Excerpts from a figure dataset:
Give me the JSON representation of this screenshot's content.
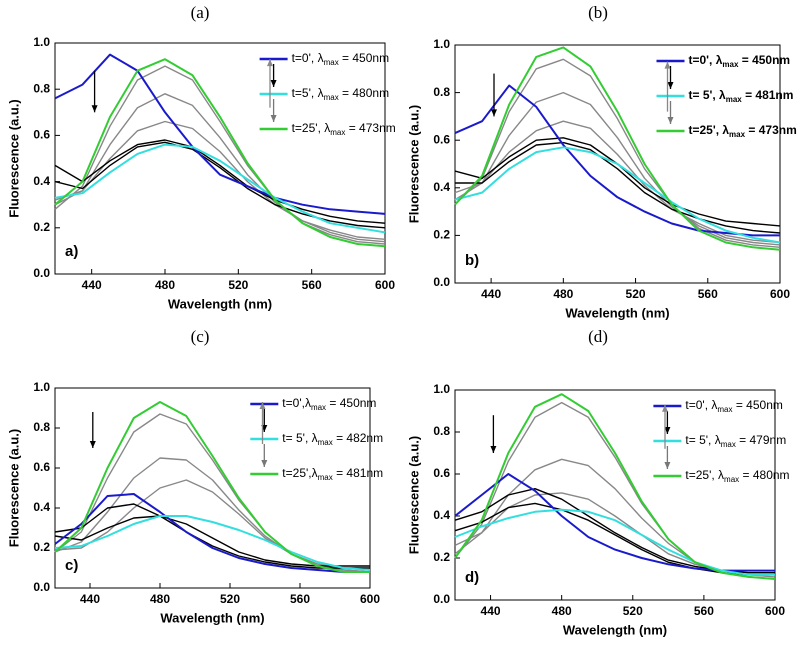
{
  "chart_data": [
    {
      "type": "line",
      "title": "(a)",
      "panel_label": "a)",
      "x_label": "Wavelength (nm)",
      "y_label": "Fluorescence (a.u.)",
      "legend_bold": false,
      "x": [
        420,
        435,
        450,
        465,
        480,
        495,
        510,
        525,
        540,
        555,
        570,
        585,
        600
      ],
      "xlim": [
        420,
        600
      ],
      "xticks": [
        440,
        480,
        520,
        560,
        600
      ],
      "ylim": [
        0,
        1
      ],
      "yticks": [
        {
          "value": 0,
          "label": "0.0"
        },
        0.2,
        0.4,
        0.6,
        0.8,
        {
          "value": 1,
          "label": "1.0"
        }
      ],
      "series": [
        {
          "color": "#888888",
          "values": [
            0.28,
            0.38,
            0.64,
            0.84,
            0.9,
            0.84,
            0.66,
            0.47,
            0.32,
            0.22,
            0.17,
            0.14,
            0.13
          ]
        },
        {
          "color": "#888888",
          "values": [
            0.3,
            0.36,
            0.56,
            0.72,
            0.78,
            0.73,
            0.59,
            0.43,
            0.31,
            0.23,
            0.18,
            0.15,
            0.14
          ]
        },
        {
          "color": "#888888",
          "values": [
            0.32,
            0.36,
            0.5,
            0.62,
            0.66,
            0.63,
            0.53,
            0.4,
            0.3,
            0.23,
            0.19,
            0.16,
            0.15
          ]
        },
        {
          "color": "#000000",
          "values": [
            0.47,
            0.4,
            0.49,
            0.56,
            0.58,
            0.55,
            0.47,
            0.38,
            0.32,
            0.28,
            0.25,
            0.23,
            0.22
          ]
        },
        {
          "color": "#000000",
          "values": [
            0.4,
            0.37,
            0.47,
            0.55,
            0.57,
            0.54,
            0.46,
            0.37,
            0.3,
            0.26,
            0.23,
            0.21,
            0.2
          ]
        },
        {
          "name": "t=0', λmax = 450nm",
          "color": "#1a1acc",
          "values": [
            0.76,
            0.82,
            0.95,
            0.88,
            0.7,
            0.55,
            0.43,
            0.38,
            0.33,
            0.3,
            0.28,
            0.27,
            0.26
          ]
        },
        {
          "name": "t=5', λmax = 480nm",
          "color": "#33dede",
          "values": [
            0.33,
            0.35,
            0.44,
            0.52,
            0.56,
            0.55,
            0.49,
            0.41,
            0.33,
            0.27,
            0.22,
            0.2,
            0.18
          ]
        },
        {
          "name": "t=25', λmax = 473nm",
          "color": "#33cc33",
          "values": [
            0.3,
            0.4,
            0.68,
            0.88,
            0.93,
            0.86,
            0.68,
            0.48,
            0.32,
            0.22,
            0.16,
            0.13,
            0.12
          ]
        }
      ]
    },
    {
      "type": "line",
      "title": "(b)",
      "panel_label": "b)",
      "x_label": "Wavelength (nm)",
      "y_label": "Fluorescence (a.u.)",
      "legend_bold": true,
      "x": [
        420,
        435,
        450,
        465,
        480,
        495,
        510,
        525,
        540,
        555,
        570,
        585,
        600
      ],
      "xlim": [
        420,
        600
      ],
      "xticks": [
        440,
        480,
        520,
        560,
        600
      ],
      "ylim": [
        0,
        1
      ],
      "yticks": [
        {
          "value": 0,
          "label": "0.0"
        },
        0.2,
        0.4,
        0.6,
        0.8,
        {
          "value": 1,
          "label": "1.0"
        }
      ],
      "series": [
        {
          "color": "#888888",
          "values": [
            0.33,
            0.44,
            0.72,
            0.9,
            0.94,
            0.87,
            0.69,
            0.48,
            0.33,
            0.23,
            0.18,
            0.16,
            0.15
          ]
        },
        {
          "color": "#888888",
          "values": [
            0.35,
            0.42,
            0.62,
            0.76,
            0.8,
            0.75,
            0.61,
            0.44,
            0.32,
            0.24,
            0.19,
            0.17,
            0.16
          ]
        },
        {
          "color": "#888888",
          "values": [
            0.38,
            0.42,
            0.55,
            0.64,
            0.68,
            0.65,
            0.54,
            0.41,
            0.31,
            0.25,
            0.2,
            0.18,
            0.17
          ]
        },
        {
          "color": "#000000",
          "values": [
            0.47,
            0.44,
            0.53,
            0.6,
            0.61,
            0.58,
            0.5,
            0.4,
            0.33,
            0.29,
            0.26,
            0.25,
            0.24
          ]
        },
        {
          "color": "#000000",
          "values": [
            0.42,
            0.42,
            0.51,
            0.58,
            0.59,
            0.56,
            0.48,
            0.38,
            0.31,
            0.27,
            0.24,
            0.22,
            0.21
          ]
        },
        {
          "name": "t=0', λmax = 450nm",
          "color": "#1a1acc",
          "values": [
            0.63,
            0.68,
            0.83,
            0.74,
            0.58,
            0.45,
            0.36,
            0.3,
            0.25,
            0.22,
            0.21,
            0.2,
            0.2
          ]
        },
        {
          "name": "t= 5', λmax = 481nm",
          "color": "#33dede",
          "values": [
            0.35,
            0.38,
            0.48,
            0.55,
            0.57,
            0.55,
            0.5,
            0.42,
            0.34,
            0.27,
            0.22,
            0.19,
            0.17
          ]
        },
        {
          "name": "t=25', λmax = 473nm",
          "color": "#33cc33",
          "values": [
            0.33,
            0.45,
            0.75,
            0.95,
            0.99,
            0.91,
            0.72,
            0.5,
            0.33,
            0.22,
            0.17,
            0.15,
            0.14
          ]
        }
      ]
    },
    {
      "type": "line",
      "title": "(c)",
      "panel_label": "c)",
      "x_label": "Wavelength (nm)",
      "y_label": "Fluorescence (a.u.)",
      "legend_bold": false,
      "x": [
        420,
        435,
        450,
        465,
        480,
        495,
        510,
        525,
        540,
        555,
        570,
        585,
        600
      ],
      "xlim": [
        420,
        600
      ],
      "xticks": [
        440,
        480,
        520,
        560,
        600
      ],
      "ylim": [
        0,
        1
      ],
      "yticks": [
        {
          "value": 0,
          "label": "0.0"
        },
        0.2,
        0.4,
        0.6,
        0.8,
        {
          "value": 1,
          "label": "1.0"
        }
      ],
      "series": [
        {
          "color": "#888888",
          "values": [
            0.18,
            0.28,
            0.55,
            0.78,
            0.87,
            0.82,
            0.64,
            0.44,
            0.28,
            0.17,
            0.11,
            0.09,
            0.08
          ]
        },
        {
          "color": "#888888",
          "values": [
            0.18,
            0.23,
            0.38,
            0.55,
            0.65,
            0.64,
            0.54,
            0.39,
            0.26,
            0.17,
            0.12,
            0.09,
            0.08
          ]
        },
        {
          "color": "#888888",
          "values": [
            0.19,
            0.2,
            0.28,
            0.4,
            0.5,
            0.54,
            0.48,
            0.37,
            0.25,
            0.17,
            0.12,
            0.1,
            0.09
          ]
        },
        {
          "color": "#000000",
          "values": [
            0.28,
            0.3,
            0.4,
            0.42,
            0.36,
            0.28,
            0.21,
            0.16,
            0.13,
            0.11,
            0.1,
            0.1,
            0.1
          ]
        },
        {
          "color": "#000000",
          "values": [
            0.26,
            0.24,
            0.3,
            0.35,
            0.36,
            0.32,
            0.25,
            0.18,
            0.14,
            0.12,
            0.11,
            0.11,
            0.11
          ]
        },
        {
          "name": "t=0',λmax = 450nm",
          "color": "#1a1acc",
          "values": [
            0.22,
            0.32,
            0.46,
            0.47,
            0.38,
            0.28,
            0.2,
            0.15,
            0.12,
            0.1,
            0.09,
            0.08,
            0.08
          ]
        },
        {
          "name": "t= 5', λmax = 482nm",
          "color": "#33dede",
          "values": [
            0.2,
            0.21,
            0.26,
            0.32,
            0.36,
            0.36,
            0.33,
            0.29,
            0.24,
            0.18,
            0.13,
            0.1,
            0.09
          ]
        },
        {
          "name": "t=25',λmax = 481nm",
          "color": "#33cc33",
          "values": [
            0.18,
            0.3,
            0.6,
            0.85,
            0.93,
            0.86,
            0.66,
            0.45,
            0.28,
            0.17,
            0.11,
            0.08,
            0.08
          ]
        }
      ]
    },
    {
      "type": "line",
      "title": "(d)",
      "panel_label": "d)",
      "x_label": "Wavelength (nm)",
      "y_label": "Fluorescence (a.u.)",
      "legend_bold": false,
      "x": [
        420,
        435,
        450,
        465,
        480,
        495,
        510,
        525,
        540,
        555,
        570,
        585,
        600
      ],
      "xlim": [
        420,
        600
      ],
      "xticks": [
        440,
        480,
        520,
        560,
        600
      ],
      "ylim": [
        0,
        1
      ],
      "yticks": [
        {
          "value": 0,
          "label": "0.0"
        },
        0.2,
        0.4,
        0.6,
        0.8,
        {
          "value": 1,
          "label": "1.0"
        }
      ],
      "series": [
        {
          "color": "#888888",
          "values": [
            0.2,
            0.36,
            0.66,
            0.87,
            0.94,
            0.87,
            0.68,
            0.46,
            0.29,
            0.18,
            0.13,
            0.11,
            0.1
          ]
        },
        {
          "color": "#888888",
          "values": [
            0.22,
            0.32,
            0.5,
            0.62,
            0.67,
            0.64,
            0.53,
            0.39,
            0.27,
            0.18,
            0.14,
            0.12,
            0.11
          ]
        },
        {
          "color": "#888888",
          "values": [
            0.26,
            0.32,
            0.44,
            0.5,
            0.51,
            0.48,
            0.4,
            0.31,
            0.22,
            0.17,
            0.14,
            0.12,
            0.12
          ]
        },
        {
          "color": "#000000",
          "values": [
            0.38,
            0.42,
            0.5,
            0.53,
            0.48,
            0.4,
            0.32,
            0.25,
            0.19,
            0.16,
            0.14,
            0.13,
            0.13
          ]
        },
        {
          "color": "#000000",
          "values": [
            0.33,
            0.37,
            0.44,
            0.46,
            0.43,
            0.38,
            0.31,
            0.24,
            0.18,
            0.15,
            0.13,
            0.12,
            0.12
          ]
        },
        {
          "name": "t=0', λmax = 450nm",
          "color": "#1a1acc",
          "values": [
            0.4,
            0.5,
            0.6,
            0.52,
            0.4,
            0.3,
            0.24,
            0.2,
            0.17,
            0.15,
            0.14,
            0.14,
            0.14
          ]
        },
        {
          "name": "t= 5', λmax = 479nm",
          "color": "#33dede",
          "values": [
            0.3,
            0.35,
            0.39,
            0.42,
            0.43,
            0.42,
            0.38,
            0.31,
            0.24,
            0.18,
            0.14,
            0.12,
            0.12
          ]
        },
        {
          "name": "t=25', λmax = 480nm",
          "color": "#33cc33",
          "values": [
            0.2,
            0.38,
            0.7,
            0.92,
            0.98,
            0.9,
            0.7,
            0.47,
            0.29,
            0.18,
            0.13,
            0.11,
            0.1
          ]
        }
      ]
    }
  ]
}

STATED GOAL:
From the listing, copy every line where the string "λmax" appears.

REPLY:
          "name": "t=0', λmax = 450nm",
          "name": "t=5', λmax = 480nm",
          "name": "t=25', λmax = 473nm",
          "name": "t=0', λmax = 450nm",
          "name": "t= 5', λmax = 481nm",
          "name": "t=25', λmax = 473nm",
          "name": "t=0',λmax = 450nm",
          "name": "t= 5', λmax = 482nm",
          "name": "t=25',λmax = 481nm",
          "name": "t=0', λmax = 450nm",
          "name": "t= 5', λmax = 479nm",
          "name": "t=25', λmax = 480nm",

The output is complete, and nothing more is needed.